[Exercise prompt] Reproduce the entries below, replacing every occurrence of "Circle shape" with "Circular shape" and leaving everything else unchanged. Omit the pictures.

· · · ·

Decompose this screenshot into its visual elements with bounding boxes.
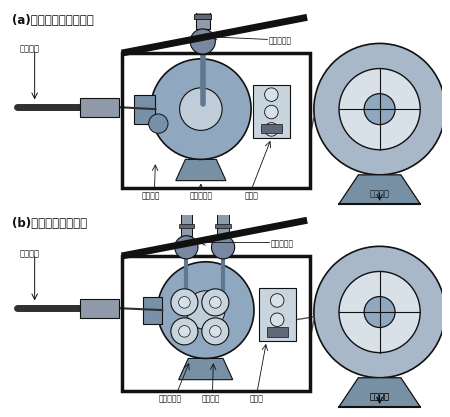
Circle shape <box>171 289 198 316</box>
Bar <box>143 296 162 324</box>
Text: ケーブル: ケーブル <box>19 44 39 53</box>
Bar <box>266 327 288 337</box>
Circle shape <box>265 123 278 136</box>
Bar <box>253 85 290 138</box>
Text: 矯正機: 矯正機 <box>244 191 258 200</box>
Text: ケーブル: ケーブル <box>19 249 39 258</box>
Polygon shape <box>339 378 420 407</box>
Circle shape <box>270 313 284 327</box>
Bar <box>216 224 231 228</box>
Text: スプール: スプール <box>369 392 390 401</box>
Circle shape <box>151 59 251 159</box>
Circle shape <box>190 29 216 54</box>
Circle shape <box>158 262 254 359</box>
Polygon shape <box>179 359 233 379</box>
Bar <box>217 211 229 236</box>
Bar <box>122 53 310 188</box>
Circle shape <box>314 246 446 378</box>
Circle shape <box>171 318 198 345</box>
Bar <box>180 211 192 236</box>
Text: (a)シングルローラ方式: (a)シングルローラ方式 <box>13 15 94 28</box>
Circle shape <box>210 326 221 337</box>
Circle shape <box>265 88 278 101</box>
Bar <box>134 95 155 123</box>
Circle shape <box>364 296 395 327</box>
Circle shape <box>339 271 420 353</box>
Circle shape <box>339 68 420 150</box>
Bar <box>261 123 282 133</box>
Bar <box>179 224 194 228</box>
Polygon shape <box>176 159 226 181</box>
Circle shape <box>202 318 229 345</box>
Text: ガイド管: ガイド管 <box>201 394 220 403</box>
Circle shape <box>314 43 446 175</box>
Bar <box>80 299 119 318</box>
Circle shape <box>180 88 222 131</box>
Text: 加圧ローラ: 加圧ローラ <box>270 239 293 249</box>
Text: 駆動ローラ: 駆動ローラ <box>189 191 212 200</box>
Circle shape <box>179 296 190 308</box>
Text: スプール: スプール <box>369 392 390 401</box>
Text: (b)ダブルローラ方式: (b)ダブルローラ方式 <box>13 217 88 230</box>
Bar <box>259 288 296 341</box>
Circle shape <box>179 326 190 337</box>
Bar <box>80 98 119 117</box>
Circle shape <box>270 294 284 307</box>
Text: 加圧ローラ: 加圧ローラ <box>269 36 292 45</box>
Bar <box>122 256 310 391</box>
Text: スプール: スプール <box>369 189 390 198</box>
Bar <box>194 15 211 19</box>
Text: ガイド管: ガイド管 <box>141 191 160 200</box>
Circle shape <box>210 296 221 308</box>
Text: 矯正機: 矯正機 <box>250 394 264 403</box>
Circle shape <box>175 236 198 259</box>
Circle shape <box>186 291 225 329</box>
Circle shape <box>202 289 229 316</box>
Circle shape <box>148 114 168 133</box>
Circle shape <box>364 94 395 125</box>
Circle shape <box>212 236 234 259</box>
Polygon shape <box>339 175 420 204</box>
Text: 駆動ローラ: 駆動ローラ <box>158 394 181 403</box>
Bar <box>196 2 210 29</box>
Circle shape <box>265 105 278 119</box>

· · · ·

[Solution for this problem]
Decompose this screenshot into its visual elements with bounding boxes.
Circular shape <box>171 289 198 316</box>
Bar <box>143 296 162 324</box>
Text: ケーブル: ケーブル <box>19 44 39 53</box>
Bar <box>266 327 288 337</box>
Circular shape <box>265 123 278 136</box>
Bar <box>253 85 290 138</box>
Text: 矯正機: 矯正機 <box>244 191 258 200</box>
Text: ケーブル: ケーブル <box>19 249 39 258</box>
Polygon shape <box>339 378 420 407</box>
Circular shape <box>270 313 284 327</box>
Bar <box>216 224 231 228</box>
Text: スプール: スプール <box>369 392 390 401</box>
Circular shape <box>151 59 251 159</box>
Circular shape <box>190 29 216 54</box>
Circular shape <box>158 262 254 359</box>
Polygon shape <box>179 359 233 379</box>
Bar <box>217 211 229 236</box>
Bar <box>122 53 310 188</box>
Circular shape <box>314 246 446 378</box>
Circular shape <box>171 318 198 345</box>
Bar <box>180 211 192 236</box>
Text: (a)シングルローラ方式: (a)シングルローラ方式 <box>13 15 94 28</box>
Circular shape <box>210 326 221 337</box>
Circular shape <box>265 88 278 101</box>
Bar <box>134 95 155 123</box>
Circular shape <box>364 296 395 327</box>
Circular shape <box>339 271 420 353</box>
Circular shape <box>339 68 420 150</box>
Bar <box>261 123 282 133</box>
Bar <box>179 224 194 228</box>
Polygon shape <box>176 159 226 181</box>
Circular shape <box>202 318 229 345</box>
Text: ガイド管: ガイド管 <box>201 394 220 403</box>
Circular shape <box>314 43 446 175</box>
Bar <box>80 299 119 318</box>
Circular shape <box>180 88 222 131</box>
Text: 加圧ローラ: 加圧ローラ <box>270 239 293 249</box>
Text: 駆動ローラ: 駆動ローラ <box>189 191 212 200</box>
Circular shape <box>179 296 190 308</box>
Text: スプール: スプール <box>369 392 390 401</box>
Text: (b)ダブルローラ方式: (b)ダブルローラ方式 <box>13 217 88 230</box>
Bar <box>259 288 296 341</box>
Circular shape <box>179 326 190 337</box>
Bar <box>80 98 119 117</box>
Circular shape <box>270 294 284 307</box>
Text: 加圧ローラ: 加圧ローラ <box>269 36 292 45</box>
Bar <box>122 256 310 391</box>
Text: スプール: スプール <box>369 189 390 198</box>
Bar <box>194 15 211 19</box>
Text: ガイド管: ガイド管 <box>141 191 160 200</box>
Circular shape <box>210 296 221 308</box>
Text: 矯正機: 矯正機 <box>250 394 264 403</box>
Circular shape <box>175 236 198 259</box>
Circular shape <box>186 291 225 329</box>
Circular shape <box>202 289 229 316</box>
Circular shape <box>148 114 168 133</box>
Circular shape <box>364 94 395 125</box>
Circular shape <box>212 236 234 259</box>
Polygon shape <box>339 175 420 204</box>
Text: 駆動ローラ: 駆動ローラ <box>158 394 181 403</box>
Bar <box>196 2 210 29</box>
Circular shape <box>265 105 278 119</box>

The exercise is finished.